§ **The problem**
In the material below, count the lines with the word "victoria" and state that number only.

§ **Data to process**

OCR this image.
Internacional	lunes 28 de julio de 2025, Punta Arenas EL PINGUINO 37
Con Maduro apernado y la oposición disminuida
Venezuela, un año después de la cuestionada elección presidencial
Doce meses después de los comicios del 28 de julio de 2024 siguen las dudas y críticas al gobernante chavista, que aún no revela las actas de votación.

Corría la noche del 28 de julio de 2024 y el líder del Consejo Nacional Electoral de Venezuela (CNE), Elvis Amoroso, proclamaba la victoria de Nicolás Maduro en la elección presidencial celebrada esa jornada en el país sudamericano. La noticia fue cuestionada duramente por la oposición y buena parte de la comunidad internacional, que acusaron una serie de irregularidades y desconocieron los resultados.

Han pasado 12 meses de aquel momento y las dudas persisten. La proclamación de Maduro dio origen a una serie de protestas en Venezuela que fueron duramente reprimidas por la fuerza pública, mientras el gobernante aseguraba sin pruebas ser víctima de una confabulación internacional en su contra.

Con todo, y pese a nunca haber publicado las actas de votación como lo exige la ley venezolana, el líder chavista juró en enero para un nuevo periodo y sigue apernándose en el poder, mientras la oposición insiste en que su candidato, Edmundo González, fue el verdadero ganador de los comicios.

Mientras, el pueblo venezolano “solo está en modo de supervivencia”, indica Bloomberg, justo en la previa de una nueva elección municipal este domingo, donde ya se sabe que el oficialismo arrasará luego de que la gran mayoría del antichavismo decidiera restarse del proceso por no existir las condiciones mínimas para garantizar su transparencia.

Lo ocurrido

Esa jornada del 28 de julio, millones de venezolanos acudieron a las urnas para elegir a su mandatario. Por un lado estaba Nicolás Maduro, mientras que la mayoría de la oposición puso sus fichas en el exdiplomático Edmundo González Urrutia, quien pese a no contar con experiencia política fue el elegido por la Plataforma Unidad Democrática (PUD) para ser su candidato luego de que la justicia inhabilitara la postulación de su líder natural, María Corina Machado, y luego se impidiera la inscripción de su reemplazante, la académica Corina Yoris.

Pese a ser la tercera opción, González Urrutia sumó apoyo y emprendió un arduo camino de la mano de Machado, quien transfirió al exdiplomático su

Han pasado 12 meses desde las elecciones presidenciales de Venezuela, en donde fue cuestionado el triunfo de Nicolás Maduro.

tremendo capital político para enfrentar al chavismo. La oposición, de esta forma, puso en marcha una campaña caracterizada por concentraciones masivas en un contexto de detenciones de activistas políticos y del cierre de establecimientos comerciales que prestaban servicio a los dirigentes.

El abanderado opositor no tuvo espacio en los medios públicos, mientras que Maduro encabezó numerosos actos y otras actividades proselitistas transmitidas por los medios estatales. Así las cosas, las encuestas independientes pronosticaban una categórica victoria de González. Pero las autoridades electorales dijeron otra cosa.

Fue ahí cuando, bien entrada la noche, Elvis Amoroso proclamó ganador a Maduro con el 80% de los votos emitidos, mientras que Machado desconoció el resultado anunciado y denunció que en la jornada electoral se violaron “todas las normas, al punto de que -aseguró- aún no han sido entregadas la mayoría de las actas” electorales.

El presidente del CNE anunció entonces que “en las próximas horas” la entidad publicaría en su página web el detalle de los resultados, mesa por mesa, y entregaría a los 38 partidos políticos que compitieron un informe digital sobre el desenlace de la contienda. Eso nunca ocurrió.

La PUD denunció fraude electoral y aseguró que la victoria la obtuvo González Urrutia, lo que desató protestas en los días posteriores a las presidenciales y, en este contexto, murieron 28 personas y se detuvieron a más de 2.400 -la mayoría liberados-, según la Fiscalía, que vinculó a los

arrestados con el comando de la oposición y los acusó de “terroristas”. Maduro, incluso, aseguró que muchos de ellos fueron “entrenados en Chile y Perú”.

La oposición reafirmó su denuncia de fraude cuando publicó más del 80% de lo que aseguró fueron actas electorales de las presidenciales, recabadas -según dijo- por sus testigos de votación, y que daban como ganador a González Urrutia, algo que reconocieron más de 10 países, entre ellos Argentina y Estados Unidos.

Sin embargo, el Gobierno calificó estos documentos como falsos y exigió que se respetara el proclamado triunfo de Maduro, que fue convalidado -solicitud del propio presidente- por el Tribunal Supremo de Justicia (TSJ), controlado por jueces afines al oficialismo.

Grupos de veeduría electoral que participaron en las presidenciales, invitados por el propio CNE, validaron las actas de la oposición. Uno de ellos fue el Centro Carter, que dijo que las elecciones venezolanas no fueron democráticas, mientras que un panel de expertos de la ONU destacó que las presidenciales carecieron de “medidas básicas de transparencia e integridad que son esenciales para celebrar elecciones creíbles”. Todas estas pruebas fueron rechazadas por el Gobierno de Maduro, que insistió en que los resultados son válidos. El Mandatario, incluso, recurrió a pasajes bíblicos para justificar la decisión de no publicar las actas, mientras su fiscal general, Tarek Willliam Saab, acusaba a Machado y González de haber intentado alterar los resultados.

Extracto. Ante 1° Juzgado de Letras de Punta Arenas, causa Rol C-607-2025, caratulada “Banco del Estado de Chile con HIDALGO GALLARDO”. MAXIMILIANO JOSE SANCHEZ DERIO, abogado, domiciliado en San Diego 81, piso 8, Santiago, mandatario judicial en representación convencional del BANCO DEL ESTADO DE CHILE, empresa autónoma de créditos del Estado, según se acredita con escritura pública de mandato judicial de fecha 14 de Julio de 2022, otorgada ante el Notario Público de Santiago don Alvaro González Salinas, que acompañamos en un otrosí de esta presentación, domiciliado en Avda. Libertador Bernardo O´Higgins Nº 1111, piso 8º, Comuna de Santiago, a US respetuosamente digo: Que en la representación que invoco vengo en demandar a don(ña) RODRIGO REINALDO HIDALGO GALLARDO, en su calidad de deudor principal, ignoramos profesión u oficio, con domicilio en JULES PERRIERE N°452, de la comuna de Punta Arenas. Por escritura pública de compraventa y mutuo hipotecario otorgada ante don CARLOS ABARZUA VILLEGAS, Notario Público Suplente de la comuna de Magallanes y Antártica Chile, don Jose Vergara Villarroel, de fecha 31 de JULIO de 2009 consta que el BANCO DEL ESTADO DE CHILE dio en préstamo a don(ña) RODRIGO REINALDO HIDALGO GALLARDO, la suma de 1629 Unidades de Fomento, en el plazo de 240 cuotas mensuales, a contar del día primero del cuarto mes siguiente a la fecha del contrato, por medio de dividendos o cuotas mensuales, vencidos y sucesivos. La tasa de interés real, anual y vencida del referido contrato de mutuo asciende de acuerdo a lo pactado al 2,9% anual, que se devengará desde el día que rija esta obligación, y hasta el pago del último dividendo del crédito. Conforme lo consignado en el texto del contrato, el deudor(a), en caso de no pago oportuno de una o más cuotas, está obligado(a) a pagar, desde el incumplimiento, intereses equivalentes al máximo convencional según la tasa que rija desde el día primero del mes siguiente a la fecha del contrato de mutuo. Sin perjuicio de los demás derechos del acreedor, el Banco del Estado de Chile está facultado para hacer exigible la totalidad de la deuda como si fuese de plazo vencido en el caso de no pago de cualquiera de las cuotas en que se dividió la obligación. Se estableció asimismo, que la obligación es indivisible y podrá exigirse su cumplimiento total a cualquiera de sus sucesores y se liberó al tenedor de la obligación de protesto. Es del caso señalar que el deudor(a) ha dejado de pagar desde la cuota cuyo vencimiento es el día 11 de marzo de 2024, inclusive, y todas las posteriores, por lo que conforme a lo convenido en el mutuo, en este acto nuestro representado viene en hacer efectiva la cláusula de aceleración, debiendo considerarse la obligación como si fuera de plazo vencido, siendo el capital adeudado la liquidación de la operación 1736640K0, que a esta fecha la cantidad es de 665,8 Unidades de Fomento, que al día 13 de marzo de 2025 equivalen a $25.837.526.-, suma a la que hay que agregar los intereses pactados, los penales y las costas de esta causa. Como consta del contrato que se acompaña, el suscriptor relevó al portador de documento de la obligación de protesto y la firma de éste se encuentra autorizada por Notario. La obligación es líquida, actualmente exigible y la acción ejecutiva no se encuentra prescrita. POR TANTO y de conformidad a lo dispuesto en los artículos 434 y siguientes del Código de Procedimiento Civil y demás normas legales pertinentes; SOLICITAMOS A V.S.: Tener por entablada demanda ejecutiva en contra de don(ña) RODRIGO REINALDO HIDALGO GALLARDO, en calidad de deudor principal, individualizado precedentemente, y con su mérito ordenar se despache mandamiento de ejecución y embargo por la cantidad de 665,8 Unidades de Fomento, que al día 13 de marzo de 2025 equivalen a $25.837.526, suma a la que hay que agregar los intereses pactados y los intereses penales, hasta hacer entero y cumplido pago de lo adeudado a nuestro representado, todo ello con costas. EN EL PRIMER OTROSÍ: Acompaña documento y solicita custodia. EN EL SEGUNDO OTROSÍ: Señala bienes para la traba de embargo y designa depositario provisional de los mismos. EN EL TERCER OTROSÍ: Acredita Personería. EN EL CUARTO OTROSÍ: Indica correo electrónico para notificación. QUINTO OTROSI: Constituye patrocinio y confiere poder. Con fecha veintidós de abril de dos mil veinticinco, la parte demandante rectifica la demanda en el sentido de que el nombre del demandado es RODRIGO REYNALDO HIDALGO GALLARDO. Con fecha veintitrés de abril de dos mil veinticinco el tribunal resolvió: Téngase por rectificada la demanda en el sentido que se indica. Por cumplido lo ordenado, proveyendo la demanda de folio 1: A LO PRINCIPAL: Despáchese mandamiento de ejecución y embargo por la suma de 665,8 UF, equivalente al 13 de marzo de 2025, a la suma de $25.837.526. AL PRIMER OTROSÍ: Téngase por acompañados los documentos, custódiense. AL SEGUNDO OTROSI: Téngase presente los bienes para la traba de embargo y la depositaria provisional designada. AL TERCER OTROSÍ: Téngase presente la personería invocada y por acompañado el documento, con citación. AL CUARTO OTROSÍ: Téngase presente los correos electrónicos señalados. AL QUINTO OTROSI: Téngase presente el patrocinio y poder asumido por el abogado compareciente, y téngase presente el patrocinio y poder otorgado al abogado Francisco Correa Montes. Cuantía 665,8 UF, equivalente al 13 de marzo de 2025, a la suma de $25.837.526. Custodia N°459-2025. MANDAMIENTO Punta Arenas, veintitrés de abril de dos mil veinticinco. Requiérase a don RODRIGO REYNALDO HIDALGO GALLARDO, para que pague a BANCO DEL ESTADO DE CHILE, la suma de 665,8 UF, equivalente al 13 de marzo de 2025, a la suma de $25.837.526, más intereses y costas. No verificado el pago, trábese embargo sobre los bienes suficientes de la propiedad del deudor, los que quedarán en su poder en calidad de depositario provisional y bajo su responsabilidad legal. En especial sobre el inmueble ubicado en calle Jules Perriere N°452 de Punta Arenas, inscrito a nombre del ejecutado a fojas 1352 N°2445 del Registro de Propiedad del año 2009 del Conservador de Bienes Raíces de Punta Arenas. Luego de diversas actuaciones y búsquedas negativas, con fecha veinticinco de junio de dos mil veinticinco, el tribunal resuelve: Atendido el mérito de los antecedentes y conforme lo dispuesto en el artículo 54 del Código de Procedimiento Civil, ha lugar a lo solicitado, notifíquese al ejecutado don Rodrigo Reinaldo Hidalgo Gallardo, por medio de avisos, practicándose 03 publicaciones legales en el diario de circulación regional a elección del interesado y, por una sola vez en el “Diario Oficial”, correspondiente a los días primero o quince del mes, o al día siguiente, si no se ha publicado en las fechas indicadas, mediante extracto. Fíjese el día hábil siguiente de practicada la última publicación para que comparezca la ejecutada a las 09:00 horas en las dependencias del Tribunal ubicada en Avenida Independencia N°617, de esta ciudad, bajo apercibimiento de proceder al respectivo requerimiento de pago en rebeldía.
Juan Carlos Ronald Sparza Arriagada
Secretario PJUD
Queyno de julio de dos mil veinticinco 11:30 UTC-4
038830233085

§ **Output for this exercise**
3